# Your objective:
Restate the whole of the material. Keep every word, and drop the pictures.
________
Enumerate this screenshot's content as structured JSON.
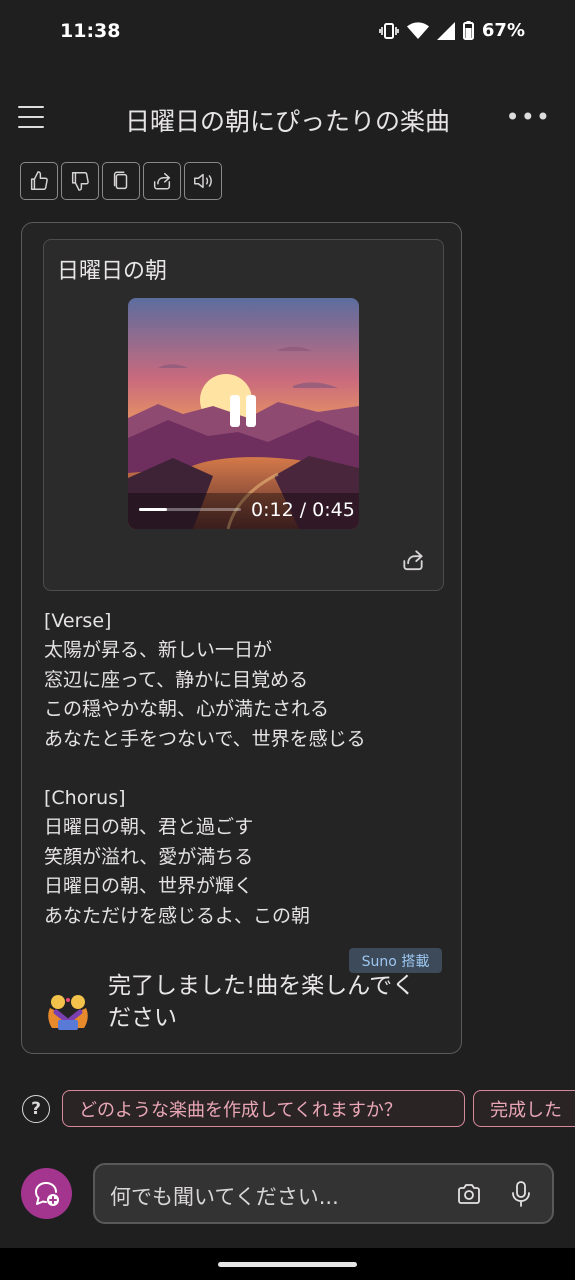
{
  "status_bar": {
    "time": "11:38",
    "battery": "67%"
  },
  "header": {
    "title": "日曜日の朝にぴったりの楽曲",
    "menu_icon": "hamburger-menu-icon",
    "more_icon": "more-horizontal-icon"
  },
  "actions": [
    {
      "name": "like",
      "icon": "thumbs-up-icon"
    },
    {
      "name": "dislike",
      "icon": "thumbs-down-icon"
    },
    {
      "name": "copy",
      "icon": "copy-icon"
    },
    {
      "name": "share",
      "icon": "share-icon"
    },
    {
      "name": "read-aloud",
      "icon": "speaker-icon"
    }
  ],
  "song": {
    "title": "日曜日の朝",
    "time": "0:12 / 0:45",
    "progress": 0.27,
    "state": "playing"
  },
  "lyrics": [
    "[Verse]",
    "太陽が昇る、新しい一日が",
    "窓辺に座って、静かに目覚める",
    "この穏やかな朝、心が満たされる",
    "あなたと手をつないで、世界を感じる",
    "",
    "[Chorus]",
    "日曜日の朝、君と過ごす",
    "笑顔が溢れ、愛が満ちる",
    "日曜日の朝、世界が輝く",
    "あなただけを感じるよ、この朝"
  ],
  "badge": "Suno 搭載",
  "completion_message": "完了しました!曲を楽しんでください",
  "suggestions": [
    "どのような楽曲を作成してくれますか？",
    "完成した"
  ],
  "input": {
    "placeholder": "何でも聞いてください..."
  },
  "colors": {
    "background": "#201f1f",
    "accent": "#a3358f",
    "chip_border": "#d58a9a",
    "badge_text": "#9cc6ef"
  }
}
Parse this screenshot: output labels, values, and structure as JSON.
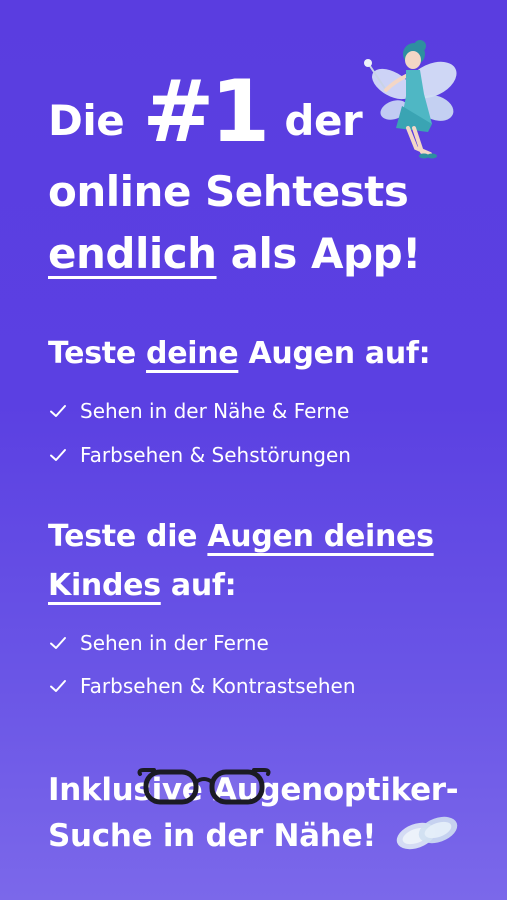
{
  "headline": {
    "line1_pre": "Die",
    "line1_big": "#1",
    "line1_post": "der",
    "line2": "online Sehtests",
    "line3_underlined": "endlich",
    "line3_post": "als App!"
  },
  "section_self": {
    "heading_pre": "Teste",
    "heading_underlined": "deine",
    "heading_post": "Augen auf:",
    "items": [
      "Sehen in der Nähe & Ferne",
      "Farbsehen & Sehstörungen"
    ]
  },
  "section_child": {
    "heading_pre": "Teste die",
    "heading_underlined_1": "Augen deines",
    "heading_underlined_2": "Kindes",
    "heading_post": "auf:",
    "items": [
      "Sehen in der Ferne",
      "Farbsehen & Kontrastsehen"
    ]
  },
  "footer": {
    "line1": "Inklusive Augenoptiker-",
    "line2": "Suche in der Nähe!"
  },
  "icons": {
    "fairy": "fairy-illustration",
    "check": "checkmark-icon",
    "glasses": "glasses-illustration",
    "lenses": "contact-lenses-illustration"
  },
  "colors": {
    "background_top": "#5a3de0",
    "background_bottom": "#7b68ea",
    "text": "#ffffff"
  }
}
________
# The result:
Enumerate this screenshot's content as structured JSON.
{
  "status_bar": {
    "time": "11:38",
    "battery": "67%"
  },
  "header": {
    "title": "日曜日の朝にぴったりの楽曲",
    "menu_icon": "hamburger-menu-icon",
    "more_icon": "more-horizontal-icon"
  },
  "actions": [
    {
      "name": "like",
      "icon": "thumbs-up-icon"
    },
    {
      "name": "dislike",
      "icon": "thumbs-down-icon"
    },
    {
      "name": "copy",
      "icon": "copy-icon"
    },
    {
      "name": "share",
      "icon": "share-icon"
    },
    {
      "name": "read-aloud",
      "icon": "speaker-icon"
    }
  ],
  "song": {
    "title": "日曜日の朝",
    "time": "0:12 / 0:45",
    "progress": 0.27,
    "state": "playing"
  },
  "lyrics": [
    "[Verse]",
    "太陽が昇る、新しい一日が",
    "窓辺に座って、静かに目覚める",
    "この穏やかな朝、心が満たされる",
    "あなたと手をつないで、世界を感じる",
    "",
    "[Chorus]",
    "日曜日の朝、君と過ごす",
    "笑顔が溢れ、愛が満ちる",
    "日曜日の朝、世界が輝く",
    "あなただけを感じるよ、この朝"
  ],
  "badge": "Suno 搭載",
  "completion_message": "完了しました!曲を楽しんでください",
  "suggestions": [
    "どのような楽曲を作成してくれますか？",
    "完成した"
  ],
  "input": {
    "placeholder": "何でも聞いてください..."
  },
  "colors": {
    "background": "#201f1f",
    "accent": "#a3358f",
    "chip_border": "#d58a9a",
    "badge_text": "#9cc6ef"
  }
}
Parse this screenshot: output labels, values, and structure as JSON.
{
  "headline": {
    "line1_pre": "Die",
    "line1_big": "#1",
    "line1_post": "der",
    "line2": "online Sehtests",
    "line3_underlined": "endlich",
    "line3_post": "als App!"
  },
  "section_self": {
    "heading_pre": "Teste",
    "heading_underlined": "deine",
    "heading_post": "Augen auf:",
    "items": [
      "Sehen in der Nähe & Ferne",
      "Farbsehen & Sehstörungen"
    ]
  },
  "section_child": {
    "heading_pre": "Teste die",
    "heading_underlined_1": "Augen deines",
    "heading_underlined_2": "Kindes",
    "heading_post": "auf:",
    "items": [
      "Sehen in der Ferne",
      "Farbsehen & Kontrastsehen"
    ]
  },
  "footer": {
    "line1": "Inklusive Augenoptiker-",
    "line2": "Suche in der Nähe!"
  },
  "icons": {
    "fairy": "fairy-illustration",
    "check": "checkmark-icon",
    "glasses": "glasses-illustration",
    "lenses": "contact-lenses-illustration"
  },
  "colors": {
    "background_top": "#5a3de0",
    "background_bottom": "#7b68ea",
    "text": "#ffffff"
  }
}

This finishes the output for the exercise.